··· MATERIAL

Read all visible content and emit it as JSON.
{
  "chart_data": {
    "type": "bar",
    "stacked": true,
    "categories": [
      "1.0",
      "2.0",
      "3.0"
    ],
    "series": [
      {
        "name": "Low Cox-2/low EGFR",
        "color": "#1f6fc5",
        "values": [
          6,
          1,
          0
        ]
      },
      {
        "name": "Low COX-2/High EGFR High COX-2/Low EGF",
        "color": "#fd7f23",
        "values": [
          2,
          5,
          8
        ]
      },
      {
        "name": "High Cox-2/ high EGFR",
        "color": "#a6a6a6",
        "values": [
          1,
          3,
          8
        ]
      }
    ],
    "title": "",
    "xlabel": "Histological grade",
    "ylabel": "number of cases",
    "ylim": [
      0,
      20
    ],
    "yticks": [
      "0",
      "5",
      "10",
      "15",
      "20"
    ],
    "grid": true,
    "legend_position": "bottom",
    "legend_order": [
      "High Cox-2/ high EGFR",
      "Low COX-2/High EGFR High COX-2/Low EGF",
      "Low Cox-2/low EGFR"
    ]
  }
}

······

> _PROBLEM STATEMENT_
State how many lines include the string "High". Give no other information.

> _RESULT_
4